WHAT YOU NEED TO DO ->
Copy the listing below in full and skip every picture.

RECORDED INFORMATION ->
--------------------------------------------------

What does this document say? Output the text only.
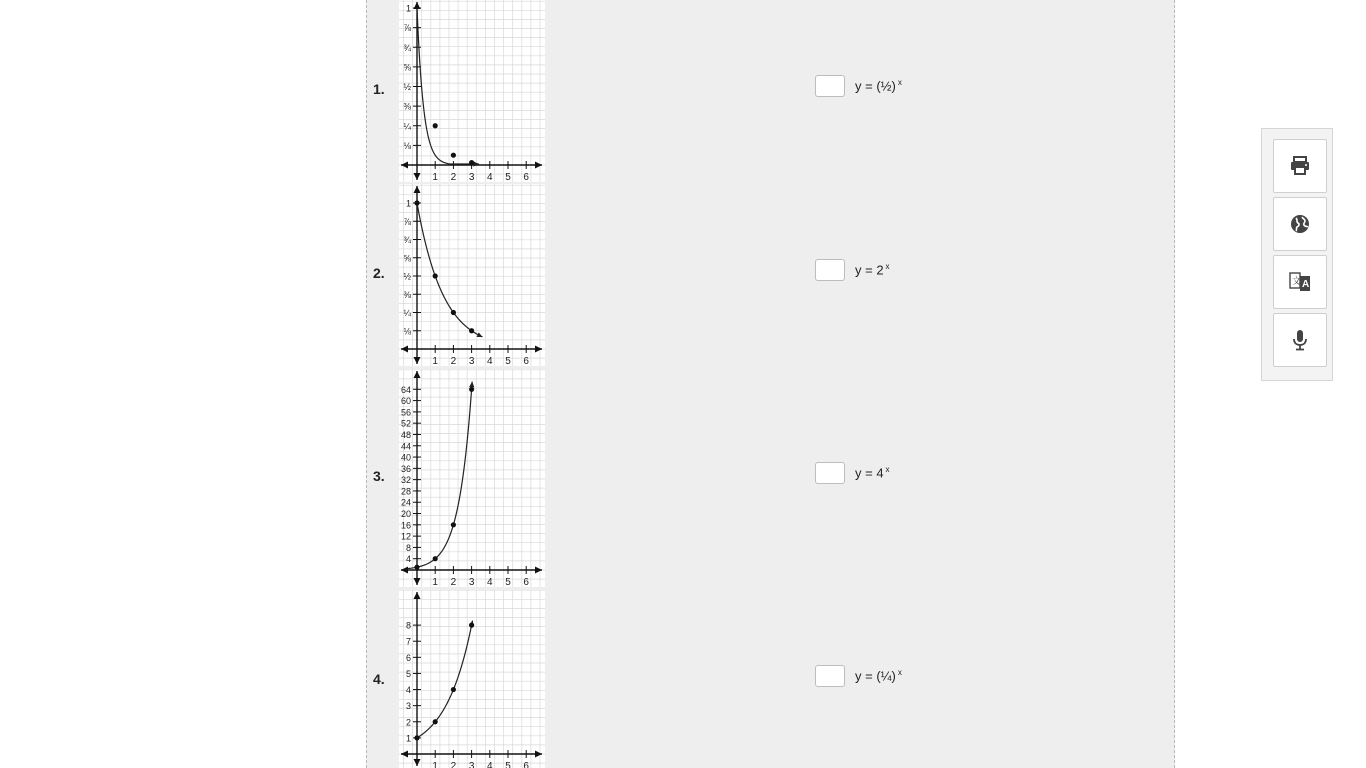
1.
1 2 3 4 5 6
1
⅞
¾
⅝
½
⅜
¼
⅛
y = (½) $^x$
2.
1 2 3 4 5 6
1
⅞
¾
⅝
½
⅜
¼
⅛
y = 2 $^x$
3.
1 2 3 4 5 6
4
8
12
16
20
24
28
32
36
40
44
48
52
56
60
64
y = 4 $^x$
4.
1 2 3 4 5 6
1
2
3
4
5
6
7
8
y = (¼) $^x$
文 A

--------------------------------------------------

REPLY ->
What does this document say? Output the text only.
1.
1 2 3 4 5 6
1
⅞
¾
⅝
½
⅜
¼
⅛
y = (½) $^x$
2.
1 2 3 4 5 6
1
⅞
¾
⅝
½
⅜
¼
⅛
y = 2 $^x$
3.
1 2 3 4 5 6
4
8
12
16
20
24
28
32
36
40
44
48
52
56
60
64
y = 4 $^x$
4.
1 2 3 4 5 6
1
2
3
4
5
6
7
8
y = (¼) $^x$
文 A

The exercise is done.